▸ Instructions for the task
What lines in the listing below hold the string "isolates"? Please copy them out.

▸ Supplied material
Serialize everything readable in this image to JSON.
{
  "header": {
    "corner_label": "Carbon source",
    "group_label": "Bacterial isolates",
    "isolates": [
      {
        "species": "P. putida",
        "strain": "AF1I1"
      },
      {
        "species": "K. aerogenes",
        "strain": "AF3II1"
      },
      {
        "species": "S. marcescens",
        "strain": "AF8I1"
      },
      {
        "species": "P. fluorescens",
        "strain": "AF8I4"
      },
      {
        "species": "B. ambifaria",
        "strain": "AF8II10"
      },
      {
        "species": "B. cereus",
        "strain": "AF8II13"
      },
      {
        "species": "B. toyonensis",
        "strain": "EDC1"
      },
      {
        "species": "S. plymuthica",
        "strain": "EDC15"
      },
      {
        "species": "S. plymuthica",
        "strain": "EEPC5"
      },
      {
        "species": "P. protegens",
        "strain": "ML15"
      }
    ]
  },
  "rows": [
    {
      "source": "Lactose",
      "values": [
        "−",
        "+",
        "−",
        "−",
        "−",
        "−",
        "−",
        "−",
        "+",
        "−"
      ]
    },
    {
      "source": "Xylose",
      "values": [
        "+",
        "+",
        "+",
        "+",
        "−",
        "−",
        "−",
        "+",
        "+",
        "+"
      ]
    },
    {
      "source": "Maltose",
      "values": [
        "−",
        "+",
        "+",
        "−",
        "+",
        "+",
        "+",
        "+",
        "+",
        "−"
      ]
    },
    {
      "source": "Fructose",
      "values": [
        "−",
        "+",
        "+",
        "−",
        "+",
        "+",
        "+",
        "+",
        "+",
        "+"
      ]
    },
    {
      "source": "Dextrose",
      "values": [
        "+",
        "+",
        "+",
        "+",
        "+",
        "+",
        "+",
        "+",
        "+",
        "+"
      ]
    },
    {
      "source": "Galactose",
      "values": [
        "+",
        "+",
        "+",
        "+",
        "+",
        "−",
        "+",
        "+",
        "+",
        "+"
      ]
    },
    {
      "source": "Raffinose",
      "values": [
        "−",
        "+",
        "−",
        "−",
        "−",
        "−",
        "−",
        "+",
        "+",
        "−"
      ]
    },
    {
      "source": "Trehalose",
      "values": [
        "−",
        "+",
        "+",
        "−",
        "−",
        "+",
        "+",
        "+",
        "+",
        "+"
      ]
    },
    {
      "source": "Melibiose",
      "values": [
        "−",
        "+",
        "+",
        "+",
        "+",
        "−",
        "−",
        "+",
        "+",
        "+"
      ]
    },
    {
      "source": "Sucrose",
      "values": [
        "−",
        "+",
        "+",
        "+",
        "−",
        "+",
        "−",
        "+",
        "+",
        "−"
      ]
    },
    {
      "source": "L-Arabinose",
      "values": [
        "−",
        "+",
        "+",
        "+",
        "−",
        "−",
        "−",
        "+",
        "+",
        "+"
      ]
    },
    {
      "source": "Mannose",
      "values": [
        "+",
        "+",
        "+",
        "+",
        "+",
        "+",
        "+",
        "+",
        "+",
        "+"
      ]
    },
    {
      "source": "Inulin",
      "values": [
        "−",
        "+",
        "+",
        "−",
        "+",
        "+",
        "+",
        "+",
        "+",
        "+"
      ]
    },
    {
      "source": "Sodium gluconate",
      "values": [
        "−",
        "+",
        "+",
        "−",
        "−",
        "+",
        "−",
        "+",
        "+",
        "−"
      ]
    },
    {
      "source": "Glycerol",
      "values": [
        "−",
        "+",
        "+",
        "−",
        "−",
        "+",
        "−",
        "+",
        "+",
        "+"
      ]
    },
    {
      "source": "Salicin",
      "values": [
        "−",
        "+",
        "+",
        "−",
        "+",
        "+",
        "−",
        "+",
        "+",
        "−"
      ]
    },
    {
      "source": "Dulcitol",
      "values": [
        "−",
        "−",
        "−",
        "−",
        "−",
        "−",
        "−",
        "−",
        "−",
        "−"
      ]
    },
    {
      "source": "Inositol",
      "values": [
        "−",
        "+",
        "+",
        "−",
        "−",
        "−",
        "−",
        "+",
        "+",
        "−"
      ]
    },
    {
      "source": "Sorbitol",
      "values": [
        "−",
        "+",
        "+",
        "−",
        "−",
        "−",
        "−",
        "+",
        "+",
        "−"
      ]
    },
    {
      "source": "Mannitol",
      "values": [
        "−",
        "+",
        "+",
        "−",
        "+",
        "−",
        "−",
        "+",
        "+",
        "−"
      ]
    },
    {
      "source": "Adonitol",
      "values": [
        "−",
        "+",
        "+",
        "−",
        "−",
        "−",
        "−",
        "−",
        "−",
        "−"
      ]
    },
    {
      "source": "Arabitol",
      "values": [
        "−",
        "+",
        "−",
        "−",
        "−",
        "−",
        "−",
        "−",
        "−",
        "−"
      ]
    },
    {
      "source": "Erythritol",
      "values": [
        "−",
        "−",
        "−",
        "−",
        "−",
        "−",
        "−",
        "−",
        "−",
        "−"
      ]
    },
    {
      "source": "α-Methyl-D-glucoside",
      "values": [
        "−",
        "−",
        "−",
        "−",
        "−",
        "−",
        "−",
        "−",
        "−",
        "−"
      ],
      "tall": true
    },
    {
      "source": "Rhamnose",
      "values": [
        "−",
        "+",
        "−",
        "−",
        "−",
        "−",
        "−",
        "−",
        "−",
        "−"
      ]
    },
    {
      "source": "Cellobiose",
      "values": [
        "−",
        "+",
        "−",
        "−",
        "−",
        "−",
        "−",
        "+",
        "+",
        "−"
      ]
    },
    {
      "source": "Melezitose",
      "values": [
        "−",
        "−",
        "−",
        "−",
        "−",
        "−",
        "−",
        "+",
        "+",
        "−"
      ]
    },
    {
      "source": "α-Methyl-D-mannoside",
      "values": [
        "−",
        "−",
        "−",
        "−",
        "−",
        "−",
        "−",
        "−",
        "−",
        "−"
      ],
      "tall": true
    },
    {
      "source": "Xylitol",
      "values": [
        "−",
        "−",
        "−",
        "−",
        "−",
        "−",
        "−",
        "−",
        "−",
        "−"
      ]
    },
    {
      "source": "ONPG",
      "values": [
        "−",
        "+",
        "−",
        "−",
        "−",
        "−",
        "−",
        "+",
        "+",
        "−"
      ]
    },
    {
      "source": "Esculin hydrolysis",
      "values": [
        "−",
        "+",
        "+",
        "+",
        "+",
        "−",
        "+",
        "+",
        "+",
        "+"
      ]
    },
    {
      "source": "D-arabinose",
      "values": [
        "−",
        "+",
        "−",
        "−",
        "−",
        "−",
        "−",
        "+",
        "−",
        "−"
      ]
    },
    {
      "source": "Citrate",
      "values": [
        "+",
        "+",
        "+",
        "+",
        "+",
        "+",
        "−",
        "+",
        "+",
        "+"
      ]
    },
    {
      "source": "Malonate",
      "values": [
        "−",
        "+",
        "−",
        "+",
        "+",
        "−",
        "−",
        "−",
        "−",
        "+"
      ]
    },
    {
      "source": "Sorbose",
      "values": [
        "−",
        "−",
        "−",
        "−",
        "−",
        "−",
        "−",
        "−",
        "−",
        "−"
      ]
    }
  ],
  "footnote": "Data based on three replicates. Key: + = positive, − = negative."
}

▸ Task result
    "group_label": "Bacterial isolates",
    "isolates": [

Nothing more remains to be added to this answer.